Pepijn van de Merbel

Personal information
- Date of birth: 18 March 2002 (age 24)
- Place of birth: Oud Gastel, Netherlands
- Height: 1.86 m (6 ft 1 in)
- Position: Goalkeeper

Team information
- Current team: Den Bosch
- Number: 36

Youth career
- 0000–2012: SC Gastel
- 2012–2014: Willem II
- 2014–2017: Brabant United
- 2017–2018: Den Bosch
- 2018–2021: NAC Breda

Senior career*
- Years: Team / Apps / (Gls)
- 2022–2024: NAC Breda / 7 / (0)
- 2024–: Den Bosch / 62 / (0)

= Pepijn van de Merbel =

Dutch association footballer (born 2002)

Pepijn van de Merbel (born 18 March 2002) is a Dutch professional footballer who plays as a goalkeeper for club Den Bosch.

==Career==
Born in Oud Gastel, van de Merbel began his career with NAC Breda, signing a three-year professional contract in January 2021. Playing at youth level, he said he was keen to learn. He made his senior debut in December 2022, in a 1–0 home defeat to Almere City.

On 4 June 2024, van de Merbel returned to his youth club Den Bosch on a two-year contract.

Brief ::
Answer these questions from the profile of Pepijn van de Merbel:
1. What number does he wear for his current team?
2. Which team did he play against in his senior debut?
3. How long was the contract he signed when he returned to Den Bosch in June 2024?

Records supplied ::

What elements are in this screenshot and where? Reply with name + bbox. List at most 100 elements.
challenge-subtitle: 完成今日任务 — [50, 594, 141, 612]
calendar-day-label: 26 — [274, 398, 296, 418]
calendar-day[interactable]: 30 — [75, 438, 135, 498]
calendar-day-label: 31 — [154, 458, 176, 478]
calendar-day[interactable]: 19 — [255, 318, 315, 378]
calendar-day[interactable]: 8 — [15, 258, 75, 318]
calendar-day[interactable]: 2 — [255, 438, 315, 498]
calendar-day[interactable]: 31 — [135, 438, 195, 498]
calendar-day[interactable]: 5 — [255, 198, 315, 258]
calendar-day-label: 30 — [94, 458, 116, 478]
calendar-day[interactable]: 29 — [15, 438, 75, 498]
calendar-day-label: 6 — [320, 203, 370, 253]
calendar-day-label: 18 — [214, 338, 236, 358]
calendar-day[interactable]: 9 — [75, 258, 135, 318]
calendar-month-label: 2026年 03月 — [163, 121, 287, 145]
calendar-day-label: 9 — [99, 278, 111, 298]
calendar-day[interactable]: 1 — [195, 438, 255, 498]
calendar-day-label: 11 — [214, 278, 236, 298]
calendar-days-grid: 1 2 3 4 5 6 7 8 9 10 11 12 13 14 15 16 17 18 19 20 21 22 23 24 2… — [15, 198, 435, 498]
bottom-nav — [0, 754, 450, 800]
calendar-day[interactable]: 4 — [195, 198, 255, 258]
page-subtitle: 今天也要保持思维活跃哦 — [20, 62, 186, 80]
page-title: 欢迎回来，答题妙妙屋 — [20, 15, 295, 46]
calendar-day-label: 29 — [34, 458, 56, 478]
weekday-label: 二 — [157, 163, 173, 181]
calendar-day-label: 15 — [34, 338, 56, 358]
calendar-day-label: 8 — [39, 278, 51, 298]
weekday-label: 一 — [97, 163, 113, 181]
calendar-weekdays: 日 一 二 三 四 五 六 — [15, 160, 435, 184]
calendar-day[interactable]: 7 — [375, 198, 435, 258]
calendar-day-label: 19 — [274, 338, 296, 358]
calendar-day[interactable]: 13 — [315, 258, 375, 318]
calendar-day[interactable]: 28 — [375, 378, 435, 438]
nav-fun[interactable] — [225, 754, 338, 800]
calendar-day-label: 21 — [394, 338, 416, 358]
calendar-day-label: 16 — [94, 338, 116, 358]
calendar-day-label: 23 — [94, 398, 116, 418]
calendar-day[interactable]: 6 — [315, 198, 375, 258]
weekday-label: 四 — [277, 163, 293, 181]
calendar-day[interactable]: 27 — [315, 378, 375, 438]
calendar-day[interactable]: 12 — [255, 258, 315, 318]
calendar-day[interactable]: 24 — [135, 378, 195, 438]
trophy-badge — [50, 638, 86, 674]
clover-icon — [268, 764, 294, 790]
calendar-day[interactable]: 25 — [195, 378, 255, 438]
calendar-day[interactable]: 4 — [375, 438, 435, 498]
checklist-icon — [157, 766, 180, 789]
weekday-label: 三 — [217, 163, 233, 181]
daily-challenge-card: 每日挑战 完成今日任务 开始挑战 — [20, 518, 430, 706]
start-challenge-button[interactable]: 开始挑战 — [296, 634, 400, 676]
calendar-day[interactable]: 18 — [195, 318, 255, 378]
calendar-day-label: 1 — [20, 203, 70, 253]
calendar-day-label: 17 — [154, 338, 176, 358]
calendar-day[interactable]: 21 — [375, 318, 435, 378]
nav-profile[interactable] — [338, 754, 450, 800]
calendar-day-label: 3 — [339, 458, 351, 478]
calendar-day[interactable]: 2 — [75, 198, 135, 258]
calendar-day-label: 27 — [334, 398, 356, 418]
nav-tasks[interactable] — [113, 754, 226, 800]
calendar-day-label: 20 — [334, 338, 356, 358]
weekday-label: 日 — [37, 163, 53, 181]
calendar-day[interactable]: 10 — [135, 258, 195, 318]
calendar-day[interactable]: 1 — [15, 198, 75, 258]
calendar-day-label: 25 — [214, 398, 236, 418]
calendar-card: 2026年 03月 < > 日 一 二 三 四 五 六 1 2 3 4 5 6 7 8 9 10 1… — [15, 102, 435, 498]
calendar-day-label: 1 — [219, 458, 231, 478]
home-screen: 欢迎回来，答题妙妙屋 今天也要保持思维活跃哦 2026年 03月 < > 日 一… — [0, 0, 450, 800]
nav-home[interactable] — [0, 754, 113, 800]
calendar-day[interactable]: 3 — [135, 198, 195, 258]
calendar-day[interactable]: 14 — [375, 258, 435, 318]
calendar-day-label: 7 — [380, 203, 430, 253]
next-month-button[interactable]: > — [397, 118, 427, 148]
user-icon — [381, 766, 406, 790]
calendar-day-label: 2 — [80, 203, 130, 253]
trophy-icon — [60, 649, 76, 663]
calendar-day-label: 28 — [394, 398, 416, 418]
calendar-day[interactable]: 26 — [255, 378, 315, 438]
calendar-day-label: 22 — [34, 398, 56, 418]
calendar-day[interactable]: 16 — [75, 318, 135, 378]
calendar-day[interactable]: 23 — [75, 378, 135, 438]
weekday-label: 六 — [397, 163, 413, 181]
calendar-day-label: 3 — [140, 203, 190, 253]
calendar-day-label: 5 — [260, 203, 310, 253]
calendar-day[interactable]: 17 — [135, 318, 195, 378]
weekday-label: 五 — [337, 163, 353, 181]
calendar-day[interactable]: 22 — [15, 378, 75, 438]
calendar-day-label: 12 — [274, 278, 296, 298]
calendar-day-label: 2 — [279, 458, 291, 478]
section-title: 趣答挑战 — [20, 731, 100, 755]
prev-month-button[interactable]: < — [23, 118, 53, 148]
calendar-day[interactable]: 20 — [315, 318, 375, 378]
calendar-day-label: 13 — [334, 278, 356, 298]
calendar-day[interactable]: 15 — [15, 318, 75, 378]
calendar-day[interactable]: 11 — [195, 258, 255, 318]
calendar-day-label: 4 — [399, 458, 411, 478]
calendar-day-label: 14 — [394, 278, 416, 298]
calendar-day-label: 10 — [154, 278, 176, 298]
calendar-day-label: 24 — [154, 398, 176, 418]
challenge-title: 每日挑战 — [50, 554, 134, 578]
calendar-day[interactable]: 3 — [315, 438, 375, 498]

Response ::
1. 36
2. Almere City
3. Two years